Record excerpts:
=-=-=
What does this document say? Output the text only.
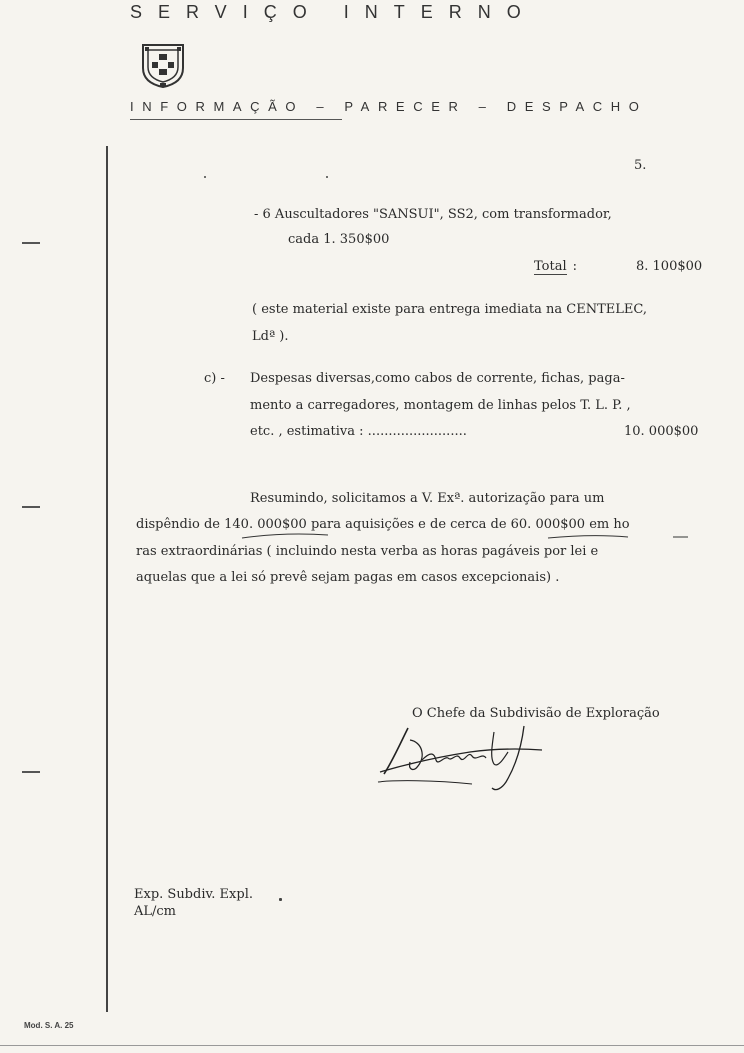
SERVIÇO INTERNO
INFORMAÇÃO – PARECER – DESPACHO
5.
- 6 Auscultadores "SANSUI", SS2, com transformador,
cada 1. 350$00
Total :	8. 100$00
( este material existe para entrega imediata na CENTELEC,
Ldª ).
c) - Despesas diversas,como cabos de corrente, fichas, paga-
mento a carregadores, montagem de linhas pelos T. L. P. ,
etc. , estimativa : ........................	10. 000$00
Resumindo, solicitamos a V. Exª. autorização para um
dispêndio de 140. 000$00 para aquisições e de cerca de 60. 000$00 em ho
ras extraordinárias ( incluindo nesta verba as horas pagáveis por lei e
aquelas que a lei só prevê sejam pagas em casos excepcionais) .
O Chefe da Subdivisão de Exploração
Exp. Subdiv. Expl.
AL/cm
Mod. S. A. 25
=-=-=
Write the records out once more, exactly as they appear, with no pictures.

In response:
What does this document say? Output the text only.
SERVIÇO INTERNO
INFORMAÇÃO – PARECER – DESPACHO
5.
- 6 Auscultadores "SANSUI", SS2, com transformador,
cada 1. 350$00
Total :	8. 100$00
( este material existe para entrega imediata na CENTELEC,
Ldª ).
c) - Despesas diversas,como cabos de corrente, fichas, paga-
mento a carregadores, montagem de linhas pelos T. L. P. ,
etc. , estimativa : ........................	10. 000$00
Resumindo, solicitamos a V. Exª. autorização para um
dispêndio de 140. 000$00 para aquisições e de cerca de 60. 000$00 em ho
ras extraordinárias ( incluindo nesta verba as horas pagáveis por lei e
aquelas que a lei só prevê sejam pagas em casos excepcionais) .
O Chefe da Subdivisão de Exploração
Exp. Subdiv. Expl.
AL/cm
Mod. S. A. 25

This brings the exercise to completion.